→ Prompt
Repeat each line of the material below exactly as it appears, minus any pictures.

→ Available data
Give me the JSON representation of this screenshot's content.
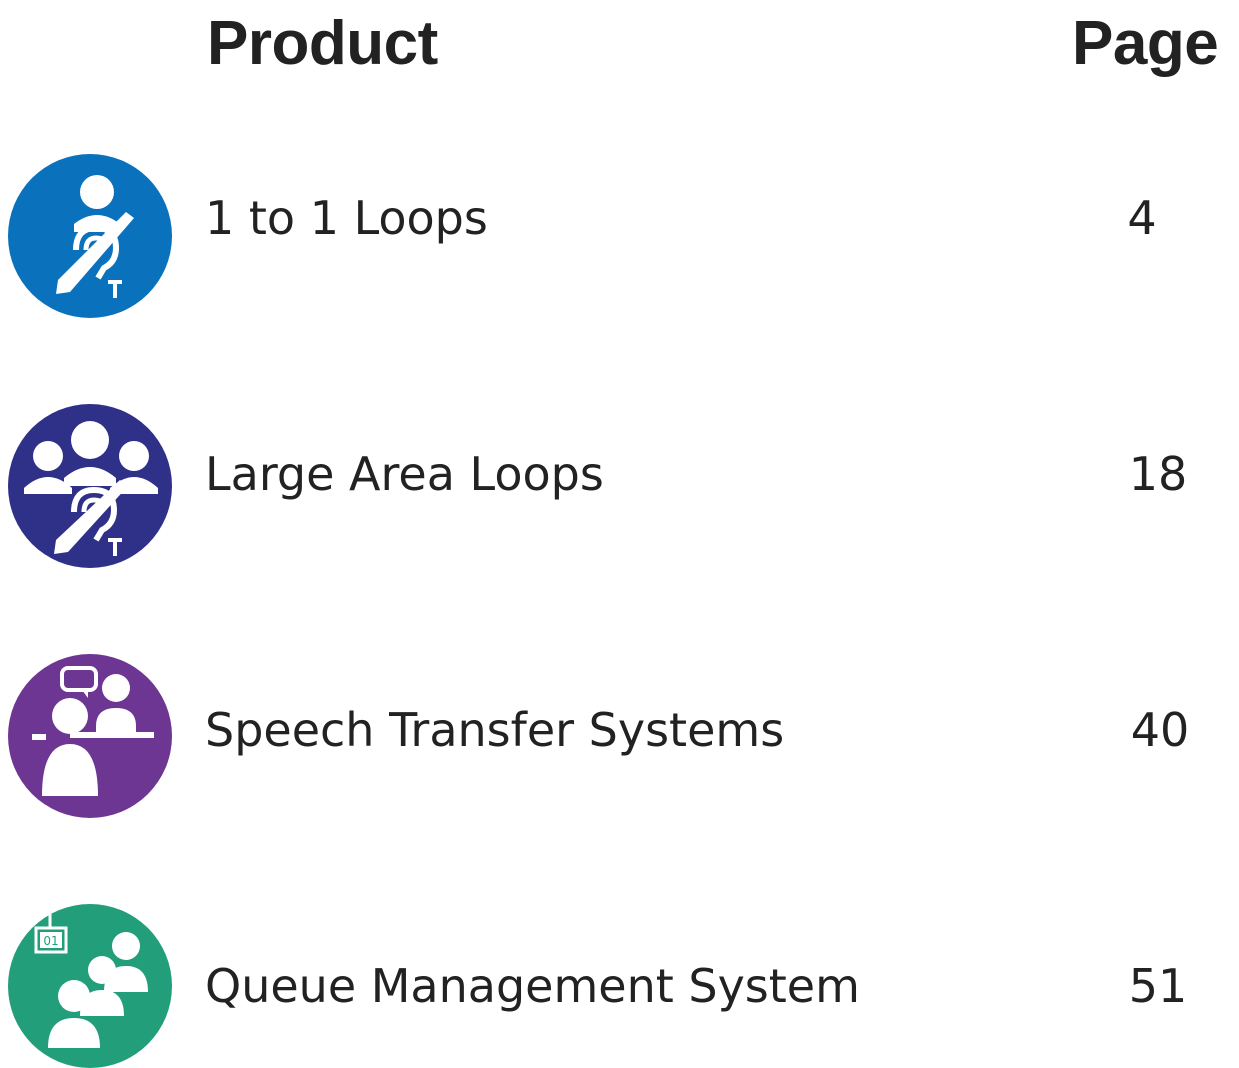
{
  "header": {
    "product_label": "Product",
    "page_label": "Page"
  },
  "rows": [
    {
      "label": "1 to 1 Loops",
      "page": "4",
      "icon": "hearing-loop-single-icon",
      "color": "#0a72bd"
    },
    {
      "label": "Large Area Loops",
      "page": "18",
      "icon": "hearing-loop-group-icon",
      "color": "#2f3088"
    },
    {
      "label": "Speech Transfer Systems",
      "page": "40",
      "icon": "speech-transfer-icon",
      "color": "#6d3693"
    },
    {
      "label": "Queue Management System",
      "page": "51",
      "icon": "queue-management-icon",
      "color": "#229e7b"
    }
  ]
}
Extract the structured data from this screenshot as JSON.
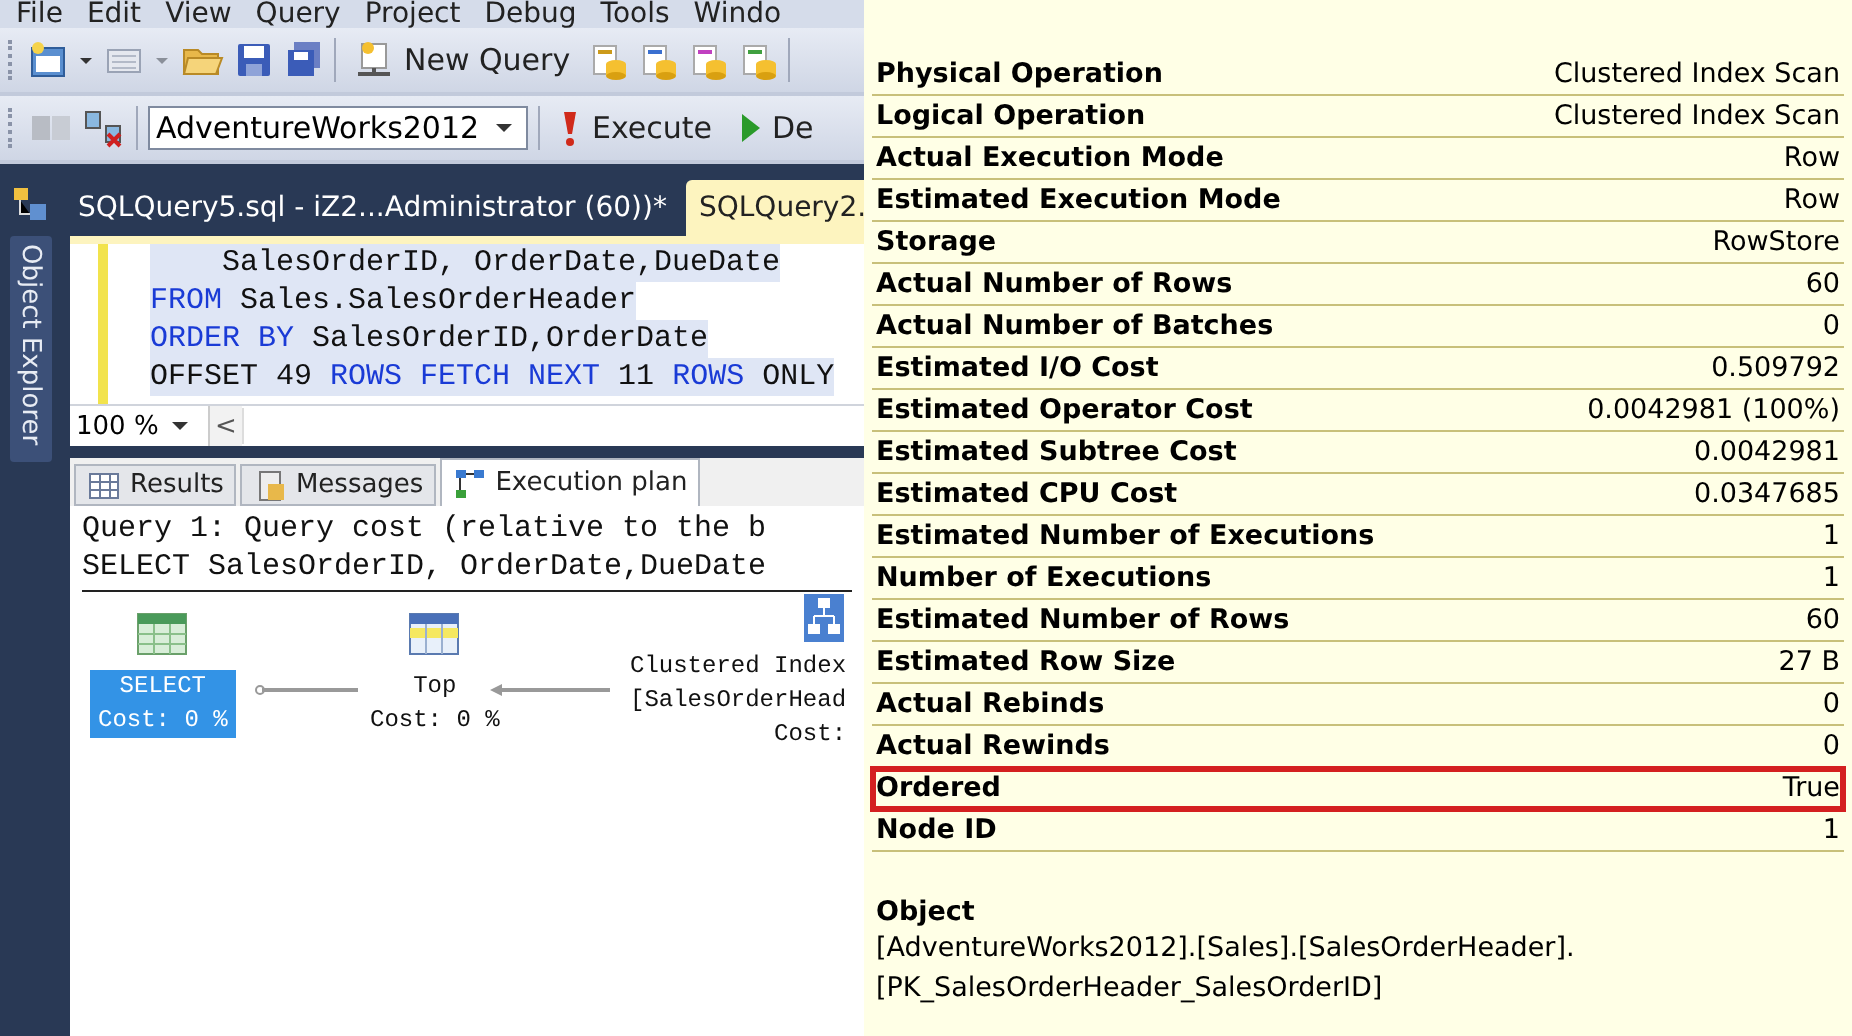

→ In response
Give me the JSON representation of this screenshot's content.
{
  "header": {
    "product_label": "Product",
    "page_label": "Page"
  },
  "rows": [
    {
      "label": "1 to 1 Loops",
      "page": "4",
      "icon": "hearing-loop-single-icon",
      "color": "#0a72bd"
    },
    {
      "label": "Large Area Loops",
      "page": "18",
      "icon": "hearing-loop-group-icon",
      "color": "#2f3088"
    },
    {
      "label": "Speech Transfer Systems",
      "page": "40",
      "icon": "speech-transfer-icon",
      "color": "#6d3693"
    },
    {
      "label": "Queue Management System",
      "page": "51",
      "icon": "queue-management-icon",
      "color": "#229e7b"
    }
  ]
}
Extract the structured data from this screenshot as JSON.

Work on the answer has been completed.